--- Stored data ---
:::
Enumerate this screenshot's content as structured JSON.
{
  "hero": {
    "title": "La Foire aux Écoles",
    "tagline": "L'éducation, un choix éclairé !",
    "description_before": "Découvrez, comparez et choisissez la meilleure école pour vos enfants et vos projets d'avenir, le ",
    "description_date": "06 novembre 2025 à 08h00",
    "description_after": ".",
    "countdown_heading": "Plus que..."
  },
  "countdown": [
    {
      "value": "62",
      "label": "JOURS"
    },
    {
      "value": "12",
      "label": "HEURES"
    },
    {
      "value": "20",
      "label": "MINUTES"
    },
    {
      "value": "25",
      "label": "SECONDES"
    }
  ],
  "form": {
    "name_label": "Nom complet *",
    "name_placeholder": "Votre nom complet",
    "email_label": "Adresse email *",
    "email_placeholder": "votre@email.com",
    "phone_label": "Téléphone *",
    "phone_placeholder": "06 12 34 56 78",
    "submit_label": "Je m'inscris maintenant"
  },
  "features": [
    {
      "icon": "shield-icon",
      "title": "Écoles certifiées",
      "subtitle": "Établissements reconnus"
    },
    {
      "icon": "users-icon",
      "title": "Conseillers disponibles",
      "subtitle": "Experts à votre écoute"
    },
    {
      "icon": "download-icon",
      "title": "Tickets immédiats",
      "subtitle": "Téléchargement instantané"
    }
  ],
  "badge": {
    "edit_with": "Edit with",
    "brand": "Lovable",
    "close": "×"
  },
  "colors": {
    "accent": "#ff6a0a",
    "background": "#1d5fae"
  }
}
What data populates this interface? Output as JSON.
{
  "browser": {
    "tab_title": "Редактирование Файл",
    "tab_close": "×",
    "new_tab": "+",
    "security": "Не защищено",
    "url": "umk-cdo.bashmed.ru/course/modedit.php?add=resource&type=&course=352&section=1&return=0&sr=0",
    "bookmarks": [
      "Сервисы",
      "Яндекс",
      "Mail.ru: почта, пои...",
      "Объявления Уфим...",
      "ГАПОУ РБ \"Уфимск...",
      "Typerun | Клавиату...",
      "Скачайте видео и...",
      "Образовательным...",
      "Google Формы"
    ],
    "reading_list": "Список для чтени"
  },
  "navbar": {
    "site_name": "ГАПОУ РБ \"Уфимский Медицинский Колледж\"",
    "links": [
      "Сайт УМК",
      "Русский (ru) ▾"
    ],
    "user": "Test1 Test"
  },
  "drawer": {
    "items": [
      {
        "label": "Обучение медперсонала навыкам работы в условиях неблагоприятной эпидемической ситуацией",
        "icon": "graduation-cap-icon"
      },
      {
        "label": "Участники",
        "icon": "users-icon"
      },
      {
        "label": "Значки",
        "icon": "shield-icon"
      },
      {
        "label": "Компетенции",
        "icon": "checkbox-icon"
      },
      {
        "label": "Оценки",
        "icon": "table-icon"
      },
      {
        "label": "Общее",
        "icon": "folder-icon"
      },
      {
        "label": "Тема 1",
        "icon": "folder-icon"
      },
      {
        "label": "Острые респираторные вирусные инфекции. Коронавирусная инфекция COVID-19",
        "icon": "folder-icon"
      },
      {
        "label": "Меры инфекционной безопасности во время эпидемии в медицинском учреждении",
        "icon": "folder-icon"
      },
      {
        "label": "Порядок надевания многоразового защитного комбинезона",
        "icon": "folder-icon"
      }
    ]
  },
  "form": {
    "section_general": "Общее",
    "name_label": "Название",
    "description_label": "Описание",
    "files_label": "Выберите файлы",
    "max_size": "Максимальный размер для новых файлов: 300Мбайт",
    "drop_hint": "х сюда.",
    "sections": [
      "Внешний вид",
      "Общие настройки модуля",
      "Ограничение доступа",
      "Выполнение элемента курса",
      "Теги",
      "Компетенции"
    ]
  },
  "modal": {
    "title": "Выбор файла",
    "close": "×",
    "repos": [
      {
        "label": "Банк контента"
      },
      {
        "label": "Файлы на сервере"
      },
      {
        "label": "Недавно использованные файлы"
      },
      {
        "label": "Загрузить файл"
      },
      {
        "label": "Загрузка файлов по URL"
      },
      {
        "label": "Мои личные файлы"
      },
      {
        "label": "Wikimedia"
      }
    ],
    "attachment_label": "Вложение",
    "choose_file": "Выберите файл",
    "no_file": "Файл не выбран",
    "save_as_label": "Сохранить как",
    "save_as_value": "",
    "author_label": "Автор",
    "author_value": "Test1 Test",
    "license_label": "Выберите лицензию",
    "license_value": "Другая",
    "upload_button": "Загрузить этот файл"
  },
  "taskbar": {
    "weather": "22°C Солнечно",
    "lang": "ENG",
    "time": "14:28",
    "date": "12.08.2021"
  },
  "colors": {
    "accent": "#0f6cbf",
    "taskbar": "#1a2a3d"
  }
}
:::
--- Problem statement ---
All of the data shown above must be copied exactly.

--- Solution for this problem ---
Enumerate this screenshot's content as structured JSON.
{
  "hero": {
    "title": "La Foire aux Écoles",
    "tagline": "L'éducation, un choix éclairé !",
    "description_before": "Découvrez, comparez et choisissez la meilleure école pour vos enfants et vos projets d'avenir, le ",
    "description_date": "06 novembre 2025 à 08h00",
    "description_after": ".",
    "countdown_heading": "Plus que..."
  },
  "countdown": [
    {
      "value": "62",
      "label": "JOURS"
    },
    {
      "value": "12",
      "label": "HEURES"
    },
    {
      "value": "20",
      "label": "MINUTES"
    },
    {
      "value": "25",
      "label": "SECONDES"
    }
  ],
  "form": {
    "name_label": "Nom complet *",
    "name_placeholder": "Votre nom complet",
    "email_label": "Adresse email *",
    "email_placeholder": "votre@email.com",
    "phone_label": "Téléphone *",
    "phone_placeholder": "06 12 34 56 78",
    "submit_label": "Je m'inscris maintenant"
  },
  "features": [
    {
      "icon": "shield-icon",
      "title": "Écoles certifiées",
      "subtitle": "Établissements reconnus"
    },
    {
      "icon": "users-icon",
      "title": "Conseillers disponibles",
      "subtitle": "Experts à votre écoute"
    },
    {
      "icon": "download-icon",
      "title": "Tickets immédiats",
      "subtitle": "Téléchargement instantané"
    }
  ],
  "badge": {
    "edit_with": "Edit with",
    "brand": "Lovable",
    "close": "×"
  },
  "colors": {
    "accent": "#ff6a0a",
    "background": "#1d5fae"
  }
}
What data populates this interface? Output as JSON.
{
  "browser": {
    "tab_title": "Редактирование Файл",
    "tab_close": "×",
    "new_tab": "+",
    "security": "Не защищено",
    "url": "umk-cdo.bashmed.ru/course/modedit.php?add=resource&type=&course=352&section=1&return=0&sr=0",
    "bookmarks": [
      "Сервисы",
      "Яндекс",
      "Mail.ru: почта, пои...",
      "Объявления Уфим...",
      "ГАПОУ РБ \"Уфимск...",
      "Typerun | Клавиату...",
      "Скачайте видео и...",
      "Образовательным...",
      "Google Формы"
    ],
    "reading_list": "Список для чтени"
  },
  "navbar": {
    "site_name": "ГАПОУ РБ \"Уфимский Медицинский Колледж\"",
    "links": [
      "Сайт УМК",
      "Русский (ru) ▾"
    ],
    "user": "Test1 Test"
  },
  "drawer": {
    "items": [
      {
        "label": "Обучение медперсонала навыкам работы в условиях неблагоприятной эпидемической ситуацией",
        "icon": "graduation-cap-icon"
      },
      {
        "label": "Участники",
        "icon": "users-icon"
      },
      {
        "label": "Значки",
        "icon": "shield-icon"
      },
      {
        "label": "Компетенции",
        "icon": "checkbox-icon"
      },
      {
        "label": "Оценки",
        "icon": "table-icon"
      },
      {
        "label": "Общее",
        "icon": "folder-icon"
      },
      {
        "label": "Тема 1",
        "icon": "folder-icon"
      },
      {
        "label": "Острые респираторные вирусные инфекции. Коронавирусная инфекция COVID-19",
        "icon": "folder-icon"
      },
      {
        "label": "Меры инфекционной безопасности во время эпидемии в медицинском учреждении",
        "icon": "folder-icon"
      },
      {
        "label": "Порядок надевания многоразового защитного комбинезона",
        "icon": "folder-icon"
      }
    ]
  },
  "form": {
    "section_general": "Общее",
    "name_label": "Название",
    "description_label": "Описание",
    "files_label": "Выберите файлы",
    "max_size": "Максимальный размер для новых файлов: 300Мбайт",
    "drop_hint": "х сюда.",
    "sections": [
      "Внешний вид",
      "Общие настройки модуля",
      "Ограничение доступа",
      "Выполнение элемента курса",
      "Теги",
      "Компетенции"
    ]
  },
  "modal": {
    "title": "Выбор файла",
    "close": "×",
    "repos": [
      {
        "label": "Банк контента"
      },
      {
        "label": "Файлы на сервере"
      },
      {
        "label": "Недавно использованные файлы"
      },
      {
        "label": "Загрузить файл"
      },
      {
        "label": "Загрузка файлов по URL"
      },
      {
        "label": "Мои личные файлы"
      },
      {
        "label": "Wikimedia"
      }
    ],
    "attachment_label": "Вложение",
    "choose_file": "Выберите файл",
    "no_file": "Файл не выбран",
    "save_as_label": "Сохранить как",
    "save_as_value": "",
    "author_label": "Автор",
    "author_value": "Test1 Test",
    "license_label": "Выберите лицензию",
    "license_value": "Другая",
    "upload_button": "Загрузить этот файл"
  },
  "taskbar": {
    "weather": "22°C Солнечно",
    "lang": "ENG",
    "time": "14:28",
    "date": "12.08.2021"
  },
  "colors": {
    "accent": "#0f6cbf",
    "taskbar": "#1a2a3d"
  }
}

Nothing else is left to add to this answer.